Records from a dataset
"""

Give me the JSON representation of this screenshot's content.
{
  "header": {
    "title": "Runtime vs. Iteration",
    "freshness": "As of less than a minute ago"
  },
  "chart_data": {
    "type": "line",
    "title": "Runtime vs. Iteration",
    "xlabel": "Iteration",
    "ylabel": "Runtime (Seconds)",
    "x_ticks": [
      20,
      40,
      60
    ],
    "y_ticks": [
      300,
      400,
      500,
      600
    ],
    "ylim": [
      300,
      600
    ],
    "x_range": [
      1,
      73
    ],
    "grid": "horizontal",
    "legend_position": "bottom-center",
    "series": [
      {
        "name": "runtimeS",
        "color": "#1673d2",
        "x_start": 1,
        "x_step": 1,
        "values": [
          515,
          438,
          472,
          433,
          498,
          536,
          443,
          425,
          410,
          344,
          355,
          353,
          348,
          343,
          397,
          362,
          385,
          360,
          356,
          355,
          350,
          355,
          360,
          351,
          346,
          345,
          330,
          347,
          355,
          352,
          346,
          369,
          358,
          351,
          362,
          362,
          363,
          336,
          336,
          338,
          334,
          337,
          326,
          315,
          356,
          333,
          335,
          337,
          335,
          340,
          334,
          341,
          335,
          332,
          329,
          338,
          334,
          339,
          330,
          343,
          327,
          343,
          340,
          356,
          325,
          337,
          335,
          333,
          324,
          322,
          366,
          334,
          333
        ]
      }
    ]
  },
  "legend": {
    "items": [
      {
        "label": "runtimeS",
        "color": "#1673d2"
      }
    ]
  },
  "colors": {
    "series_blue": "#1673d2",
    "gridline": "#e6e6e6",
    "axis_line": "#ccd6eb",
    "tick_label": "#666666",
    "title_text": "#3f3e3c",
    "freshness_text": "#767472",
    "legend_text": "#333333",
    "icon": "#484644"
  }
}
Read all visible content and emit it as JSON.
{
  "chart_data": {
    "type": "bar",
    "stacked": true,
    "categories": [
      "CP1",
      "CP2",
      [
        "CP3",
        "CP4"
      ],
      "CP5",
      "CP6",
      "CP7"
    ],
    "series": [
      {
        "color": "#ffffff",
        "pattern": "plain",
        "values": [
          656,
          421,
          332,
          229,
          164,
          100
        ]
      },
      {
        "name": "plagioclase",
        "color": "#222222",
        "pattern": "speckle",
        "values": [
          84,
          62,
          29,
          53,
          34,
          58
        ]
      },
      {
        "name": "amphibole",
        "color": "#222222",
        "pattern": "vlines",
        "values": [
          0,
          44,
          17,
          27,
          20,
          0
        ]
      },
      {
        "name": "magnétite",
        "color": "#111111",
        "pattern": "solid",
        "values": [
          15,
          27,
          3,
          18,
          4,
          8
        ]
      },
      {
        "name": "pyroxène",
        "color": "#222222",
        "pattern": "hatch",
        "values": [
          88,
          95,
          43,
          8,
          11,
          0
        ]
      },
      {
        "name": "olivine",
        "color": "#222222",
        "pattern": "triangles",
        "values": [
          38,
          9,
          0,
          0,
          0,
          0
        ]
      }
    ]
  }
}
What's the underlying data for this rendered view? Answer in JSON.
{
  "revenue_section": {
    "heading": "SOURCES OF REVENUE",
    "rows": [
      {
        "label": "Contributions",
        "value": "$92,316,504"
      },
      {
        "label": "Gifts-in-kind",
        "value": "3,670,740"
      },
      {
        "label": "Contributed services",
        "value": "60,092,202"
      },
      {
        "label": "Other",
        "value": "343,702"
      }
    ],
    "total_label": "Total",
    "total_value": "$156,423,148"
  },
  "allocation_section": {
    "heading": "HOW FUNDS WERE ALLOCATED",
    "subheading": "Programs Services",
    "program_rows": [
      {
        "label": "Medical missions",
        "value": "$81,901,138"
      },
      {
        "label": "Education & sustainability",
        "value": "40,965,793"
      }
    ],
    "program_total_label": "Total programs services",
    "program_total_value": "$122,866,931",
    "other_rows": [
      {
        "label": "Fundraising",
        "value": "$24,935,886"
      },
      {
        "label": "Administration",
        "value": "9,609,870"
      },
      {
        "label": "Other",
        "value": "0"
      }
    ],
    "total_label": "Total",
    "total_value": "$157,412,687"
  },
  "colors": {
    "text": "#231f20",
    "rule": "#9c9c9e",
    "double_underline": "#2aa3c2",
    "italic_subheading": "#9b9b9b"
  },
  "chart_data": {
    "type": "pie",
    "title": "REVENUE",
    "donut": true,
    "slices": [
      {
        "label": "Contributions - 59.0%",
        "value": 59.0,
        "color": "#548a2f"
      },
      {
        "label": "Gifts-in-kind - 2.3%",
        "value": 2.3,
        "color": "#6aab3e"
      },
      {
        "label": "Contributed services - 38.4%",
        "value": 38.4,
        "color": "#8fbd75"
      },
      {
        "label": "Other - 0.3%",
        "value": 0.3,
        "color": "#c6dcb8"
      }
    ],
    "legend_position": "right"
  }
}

"""

WORK TO DO ::
Give the lines exactly as they stand, from the line with "What's the underlying" through the end of the material.

OUTPUT FOR THIS TASK ::
What's the underlying data for this rendered view? Answer in JSON.
{
  "revenue_section": {
    "heading": "SOURCES OF REVENUE",
    "rows": [
      {
        "label": "Contributions",
        "value": "$92,316,504"
      },
      {
        "label": "Gifts-in-kind",
        "value": "3,670,740"
      },
      {
        "label": "Contributed services",
        "value": "60,092,202"
      },
      {
        "label": "Other",
        "value": "343,702"
      }
    ],
    "total_label": "Total",
    "total_value": "$156,423,148"
  },
  "allocation_section": {
    "heading": "HOW FUNDS WERE ALLOCATED",
    "subheading": "Programs Services",
    "program_rows": [
      {
        "label": "Medical missions",
        "value": "$81,901,138"
      },
      {
        "label": "Education & sustainability",
        "value": "40,965,793"
      }
    ],
    "program_total_label": "Total programs services",
    "program_total_value": "$122,866,931",
    "other_rows": [
      {
        "label": "Fundraising",
        "value": "$24,935,886"
      },
      {
        "label": "Administration",
        "value": "9,609,870"
      },
      {
        "label": "Other",
        "value": "0"
      }
    ],
    "total_label": "Total",
    "total_value": "$157,412,687"
  },
  "colors": {
    "text": "#231f20",
    "rule": "#9c9c9e",
    "double_underline": "#2aa3c2",
    "italic_subheading": "#9b9b9b"
  },
  "chart_data": {
    "type": "pie",
    "title": "REVENUE",
    "donut": true,
    "slices": [
      {
        "label": "Contributions - 59.0%",
        "value": 59.0,
        "color": "#548a2f"
      },
      {
        "label": "Gifts-in-kind - 2.3%",
        "value": 2.3,
        "color": "#6aab3e"
      },
      {
        "label": "Contributed services - 38.4%",
        "value": 38.4,
        "color": "#8fbd75"
      },
      {
        "label": "Other - 0.3%",
        "value": 0.3,
        "color": "#c6dcb8"
      }
    ],
    "legend_position": "right"
  }
}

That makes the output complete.